**Task goal:** Pick out the lines below that include the string "Worked".

--- start of Supplied records ---

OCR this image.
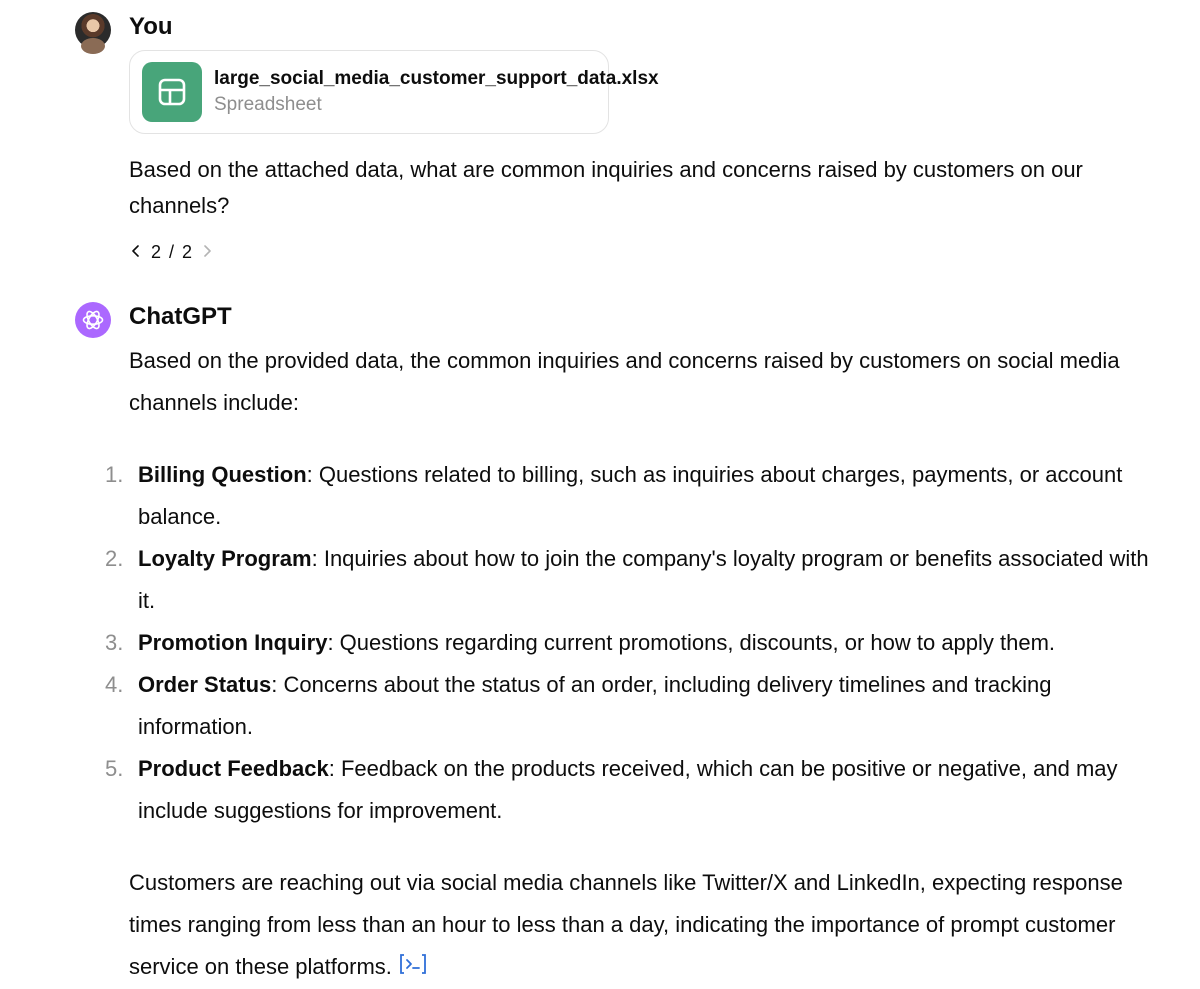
You
large_social_media_customer_support_data.xlsx
Spreadsheet
Based on the attached data, what are common inquiries and concerns raised by customers on our channels?
2 / 2
ChatGPT

Based on the provided data, the common inquiries and concerns raised by customers on social media channels include:

1. Billing Question: Questions related to billing, such as inquiries about charges, payments, or account balance.
2. Loyalty Program: Inquiries about how to join the company's loyalty program or benefits associated with it.
3. Promotion Inquiry: Questions regarding current promotions, discounts, or how to apply them.
4. Order Status: Concerns about the status of an order, including delivery timelines and tracking information.
5. Product Feedback: Feedback on the products received, which can be positive or negative, and may include suggestions for improvement.

Customers are reaching out via social media channels like Twitter/X and LinkedIn, expecting response times ranging from less than an hour to less than a day, indicating the importance of prompt customer service on these platforms.
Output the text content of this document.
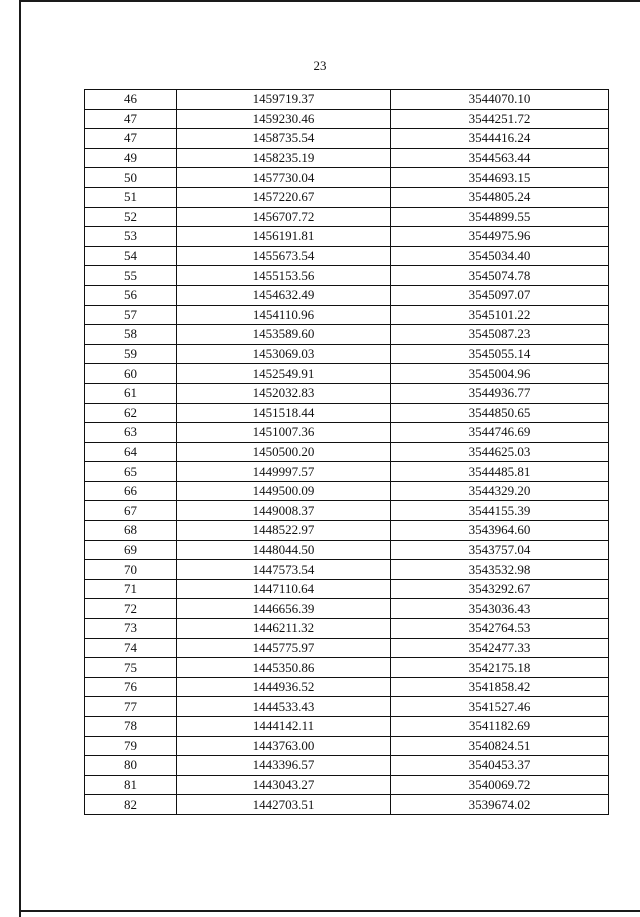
23
46	1459719.37	3544070.10
47	1459230.46	3544251.72
47	1458735.54	3544416.24
49	1458235.19	3544563.44
50	1457730.04	3544693.15
51	1457220.67	3544805.24
52	1456707.72	3544899.55
53	1456191.81	3544975.96
54	1455673.54	3545034.40
55	1455153.56	3545074.78
56	1454632.49	3545097.07
57	1454110.96	3545101.22
58	1453589.60	3545087.23
59	1453069.03	3545055.14
60	1452549.91	3545004.96
61	1452032.83	3544936.77
62	1451518.44	3544850.65
63	1451007.36	3544746.69
64	1450500.20	3544625.03
65	1449997.57	3544485.81
66	1449500.09	3544329.20
67	1449008.37	3544155.39
68	1448522.97	3543964.60
69	1448044.50	3543757.04
70	1447573.54	3543532.98
71	1447110.64	3543292.67
72	1446656.39	3543036.43
73	1446211.32	3542764.53
74	1445775.97	3542477.33
75	1445350.86	3542175.18
76	1444936.52	3541858.42
77	1444533.43	3541527.46
78	1444142.11	3541182.69
79	1443763.00	3540824.51
80	1443396.57	3540453.37
81	1443043.27	3540069.72
82	1442703.51	3539674.02
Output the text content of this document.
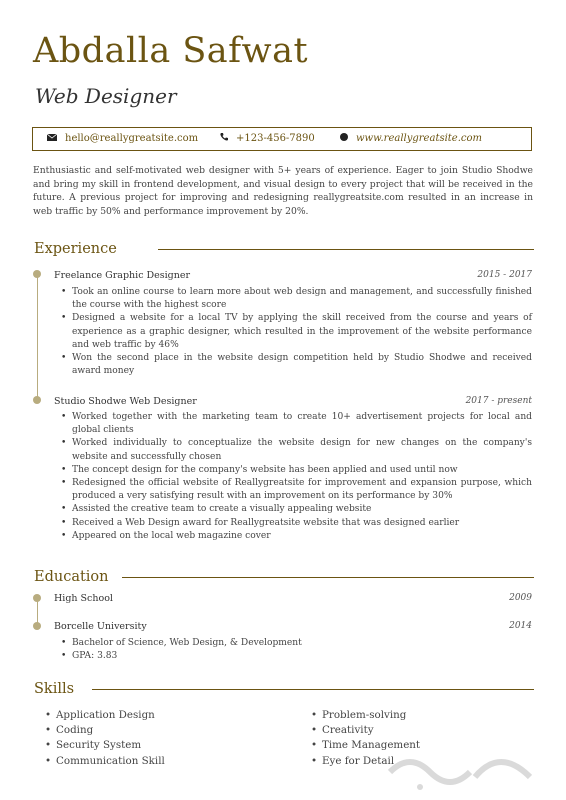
Abdalla Safwat
Web Designer
hello@reallygreatsite.com	+123-456-7890	www.reallygreatsite.com

Enthusiastic and self-motivated web designer with 5+ years of experience. Eager to join Studio Shodwe and bring my skill in frontend development, and visual design to every project that will be received in the future. A previous project for improving and redesigning reallygreatsite.com resulted in an increase in web traffic by 50% and performance improvement by 20%.

Experience
Freelance Graphic Designer	2015 - 2017
• Took an online course to learn more about web design and management, and successfully finished the course with the highest score
• Designed a website for a local TV by applying the skill received from the course and years of experience as a graphic designer, which resulted in the improvement of the website performance and web traffic by 46%
• Won the second place in the website design competition held by Studio Shodwe and received award money
Studio Shodwe Web Designer	2017 - present
• Worked together with the marketing team to create 10+ advertisement projects for local and global clients
• Worked individually to conceptualize the website design for new changes on the company's website and successfully chosen
• The concept design for the company's website has been applied and used until now
• Redesigned the official website of Reallygreatsite for improvement and expansion purpose, which produced a very satisfying result with an improvement on its performance by 30%
• Assisted the creative team to create a visually appealing website
• Received a Web Design award for Reallygreatsite website that was designed earlier
• Appeared on the local web magazine cover
Education
High School	2009
Borcelle University	2014
• Bachelor of Science, Web Design, & Development
• GPA: 3.83
Skills
• Application Design
• Coding
• Security System
• Communication Skill
• Problem-solving
• Creativity
• Time Management
• Eye for Detail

--- end of Supplied records ---

**Output of the exercise:**
• Worked together with the marketing team to create 10+ advertisement projects for local and global clients
• Worked individually to conceptualize the website design for new changes on the company's website and successfully chosen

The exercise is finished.